◆ Work to complete ◆
Restate the entries below verbatim.

··· Material for the task

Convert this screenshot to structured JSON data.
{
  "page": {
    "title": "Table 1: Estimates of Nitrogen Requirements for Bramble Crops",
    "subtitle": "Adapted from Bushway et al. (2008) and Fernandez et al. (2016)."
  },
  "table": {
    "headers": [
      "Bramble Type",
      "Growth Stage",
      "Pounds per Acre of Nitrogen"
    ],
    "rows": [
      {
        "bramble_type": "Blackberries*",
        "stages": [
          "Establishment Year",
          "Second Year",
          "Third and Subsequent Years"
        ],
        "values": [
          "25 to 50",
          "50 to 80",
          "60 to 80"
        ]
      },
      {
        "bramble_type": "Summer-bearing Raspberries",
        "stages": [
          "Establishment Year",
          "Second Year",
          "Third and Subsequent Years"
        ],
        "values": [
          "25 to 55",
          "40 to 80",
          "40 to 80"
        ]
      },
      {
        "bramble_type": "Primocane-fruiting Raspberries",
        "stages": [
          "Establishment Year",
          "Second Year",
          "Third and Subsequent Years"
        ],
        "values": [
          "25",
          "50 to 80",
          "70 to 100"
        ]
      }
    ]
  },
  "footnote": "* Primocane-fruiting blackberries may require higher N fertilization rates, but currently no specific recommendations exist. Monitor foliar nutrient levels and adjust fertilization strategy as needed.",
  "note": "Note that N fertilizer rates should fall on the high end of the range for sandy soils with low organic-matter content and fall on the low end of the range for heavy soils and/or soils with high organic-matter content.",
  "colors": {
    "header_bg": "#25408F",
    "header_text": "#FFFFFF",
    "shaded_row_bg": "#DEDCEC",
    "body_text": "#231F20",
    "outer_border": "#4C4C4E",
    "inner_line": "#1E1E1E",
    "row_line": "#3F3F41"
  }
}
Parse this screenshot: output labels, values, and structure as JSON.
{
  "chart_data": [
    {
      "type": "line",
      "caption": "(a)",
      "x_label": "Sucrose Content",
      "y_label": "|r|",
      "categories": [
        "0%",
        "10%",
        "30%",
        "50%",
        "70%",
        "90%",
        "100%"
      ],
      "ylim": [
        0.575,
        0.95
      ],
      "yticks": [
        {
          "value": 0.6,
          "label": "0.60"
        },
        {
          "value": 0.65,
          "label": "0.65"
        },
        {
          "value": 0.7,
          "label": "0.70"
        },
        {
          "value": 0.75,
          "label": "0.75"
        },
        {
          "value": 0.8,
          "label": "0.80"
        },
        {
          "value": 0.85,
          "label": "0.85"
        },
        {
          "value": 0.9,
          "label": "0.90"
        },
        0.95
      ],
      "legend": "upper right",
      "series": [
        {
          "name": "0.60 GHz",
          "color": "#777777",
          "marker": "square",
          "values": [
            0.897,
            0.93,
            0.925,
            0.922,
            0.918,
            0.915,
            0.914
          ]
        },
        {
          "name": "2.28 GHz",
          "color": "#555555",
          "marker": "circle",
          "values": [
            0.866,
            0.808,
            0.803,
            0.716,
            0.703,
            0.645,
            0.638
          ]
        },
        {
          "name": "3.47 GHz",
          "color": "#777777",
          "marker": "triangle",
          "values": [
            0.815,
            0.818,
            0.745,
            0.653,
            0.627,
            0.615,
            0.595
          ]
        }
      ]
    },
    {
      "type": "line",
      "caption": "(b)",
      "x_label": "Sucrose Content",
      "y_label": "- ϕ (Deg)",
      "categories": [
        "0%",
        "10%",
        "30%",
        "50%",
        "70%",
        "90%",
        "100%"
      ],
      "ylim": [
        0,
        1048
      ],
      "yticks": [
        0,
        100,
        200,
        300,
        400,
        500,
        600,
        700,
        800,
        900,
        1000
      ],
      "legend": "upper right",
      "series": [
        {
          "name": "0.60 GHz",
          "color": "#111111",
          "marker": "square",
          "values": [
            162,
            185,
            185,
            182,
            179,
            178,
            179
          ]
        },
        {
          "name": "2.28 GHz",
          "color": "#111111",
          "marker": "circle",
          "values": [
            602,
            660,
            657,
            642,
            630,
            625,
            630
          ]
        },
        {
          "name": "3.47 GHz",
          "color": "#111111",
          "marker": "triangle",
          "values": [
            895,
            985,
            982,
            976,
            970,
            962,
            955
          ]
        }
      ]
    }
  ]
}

······

◆ Answer in full ◆
Convert this screenshot to structured JSON data.
{
  "page": {
    "title": "Table 1: Estimates of Nitrogen Requirements for Bramble Crops",
    "subtitle": "Adapted from Bushway et al. (2008) and Fernandez et al. (2016)."
  },
  "table": {
    "headers": [
      "Bramble Type",
      "Growth Stage",
      "Pounds per Acre of Nitrogen"
    ],
    "rows": [
      {
        "bramble_type": "Blackberries*",
        "stages": [
          "Establishment Year",
          "Second Year",
          "Third and Subsequent Years"
        ],
        "values": [
          "25 to 50",
          "50 to 80",
          "60 to 80"
        ]
      },
      {
        "bramble_type": "Summer-bearing Raspberries",
        "stages": [
          "Establishment Year",
          "Second Year",
          "Third and Subsequent Years"
        ],
        "values": [
          "25 to 55",
          "40 to 80",
          "40 to 80"
        ]
      },
      {
        "bramble_type": "Primocane-fruiting Raspberries",
        "stages": [
          "Establishment Year",
          "Second Year",
          "Third and Subsequent Years"
        ],
        "values": [
          "25",
          "50 to 80",
          "70 to 100"
        ]
      }
    ]
  },
  "footnote": "* Primocane-fruiting blackberries may require higher N fertilization rates, but currently no specific recommendations exist. Monitor foliar nutrient levels and adjust fertilization strategy as needed.",
  "note": "Note that N fertilizer rates should fall on the high end of the range for sandy soils with low organic-matter content and fall on the low end of the range for heavy soils and/or soils with high organic-matter content.",
  "colors": {
    "header_bg": "#25408F",
    "header_text": "#FFFFFF",
    "shaded_row_bg": "#DEDCEC",
    "body_text": "#231F20",
    "outer_border": "#4C4C4E",
    "inner_line": "#1E1E1E",
    "row_line": "#3F3F41"
  }
}
Parse this screenshot: output labels, values, and structure as JSON.
{
  "chart_data": [
    {
      "type": "line",
      "caption": "(a)",
      "x_label": "Sucrose Content",
      "y_label": "|r|",
      "categories": [
        "0%",
        "10%",
        "30%",
        "50%",
        "70%",
        "90%",
        "100%"
      ],
      "ylim": [
        0.575,
        0.95
      ],
      "yticks": [
        {
          "value": 0.6,
          "label": "0.60"
        },
        {
          "value": 0.65,
          "label": "0.65"
        },
        {
          "value": 0.7,
          "label": "0.70"
        },
        {
          "value": 0.75,
          "label": "0.75"
        },
        {
          "value": 0.8,
          "label": "0.80"
        },
        {
          "value": 0.85,
          "label": "0.85"
        },
        {
          "value": 0.9,
          "label": "0.90"
        },
        0.95
      ],
      "legend": "upper right",
      "series": [
        {
          "name": "0.60 GHz",
          "color": "#777777",
          "marker": "square",
          "values": [
            0.897,
            0.93,
            0.925,
            0.922,
            0.918,
            0.915,
            0.914
          ]
        },
        {
          "name": "2.28 GHz",
          "color": "#555555",
          "marker": "circle",
          "values": [
            0.866,
            0.808,
            0.803,
            0.716,
            0.703,
            0.645,
            0.638
          ]
        },
        {
          "name": "3.47 GHz",
          "color": "#777777",
          "marker": "triangle",
          "values": [
            0.815,
            0.818,
            0.745,
            0.653,
            0.627,
            0.615,
            0.595
          ]
        }
      ]
    },
    {
      "type": "line",
      "caption": "(b)",
      "x_label": "Sucrose Content",
      "y_label": "- ϕ (Deg)",
      "categories": [
        "0%",
        "10%",
        "30%",
        "50%",
        "70%",
        "90%",
        "100%"
      ],
      "ylim": [
        0,
        1048
      ],
      "yticks": [
        0,
        100,
        200,
        300,
        400,
        500,
        600,
        700,
        800,
        900,
        1000
      ],
      "legend": "upper right",
      "series": [
        {
          "name": "0.60 GHz",
          "color": "#111111",
          "marker": "square",
          "values": [
            162,
            185,
            185,
            182,
            179,
            178,
            179
          ]
        },
        {
          "name": "2.28 GHz",
          "color": "#111111",
          "marker": "circle",
          "values": [
            602,
            660,
            657,
            642,
            630,
            625,
            630
          ]
        },
        {
          "name": "3.47 GHz",
          "color": "#111111",
          "marker": "triangle",
          "values": [
            895,
            985,
            982,
            976,
            970,
            962,
            955
          ]
        }
      ]
    }
  ]
}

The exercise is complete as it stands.